*BRIEF:* In the lines below, how many hold the word "Balení"? Answer only with the number.

*DATA SHOWN:*
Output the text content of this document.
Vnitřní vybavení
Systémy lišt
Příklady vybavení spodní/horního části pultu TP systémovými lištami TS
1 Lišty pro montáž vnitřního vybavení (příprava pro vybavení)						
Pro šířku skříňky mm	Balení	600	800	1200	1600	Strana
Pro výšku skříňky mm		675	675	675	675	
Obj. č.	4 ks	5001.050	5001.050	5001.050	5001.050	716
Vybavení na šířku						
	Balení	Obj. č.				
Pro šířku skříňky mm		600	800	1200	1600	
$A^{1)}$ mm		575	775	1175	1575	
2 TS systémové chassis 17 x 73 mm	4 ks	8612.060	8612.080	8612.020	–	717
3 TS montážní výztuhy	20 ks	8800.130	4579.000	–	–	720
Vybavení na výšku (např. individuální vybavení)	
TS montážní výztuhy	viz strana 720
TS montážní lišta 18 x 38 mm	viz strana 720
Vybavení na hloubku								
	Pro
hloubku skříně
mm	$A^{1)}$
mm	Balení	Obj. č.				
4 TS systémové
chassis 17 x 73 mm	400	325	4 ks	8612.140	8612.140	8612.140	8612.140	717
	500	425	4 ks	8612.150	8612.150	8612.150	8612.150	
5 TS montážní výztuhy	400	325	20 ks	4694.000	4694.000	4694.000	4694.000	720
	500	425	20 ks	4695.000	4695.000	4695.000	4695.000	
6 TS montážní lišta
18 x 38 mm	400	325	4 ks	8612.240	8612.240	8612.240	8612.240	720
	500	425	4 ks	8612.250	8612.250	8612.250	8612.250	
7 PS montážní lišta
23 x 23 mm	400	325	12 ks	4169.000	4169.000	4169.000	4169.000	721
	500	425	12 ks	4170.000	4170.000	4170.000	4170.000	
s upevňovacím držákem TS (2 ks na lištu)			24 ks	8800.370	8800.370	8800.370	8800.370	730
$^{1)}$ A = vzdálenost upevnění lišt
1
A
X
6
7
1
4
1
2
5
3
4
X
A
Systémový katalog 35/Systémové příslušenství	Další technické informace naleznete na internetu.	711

*REPLY TO THE TASK:* 3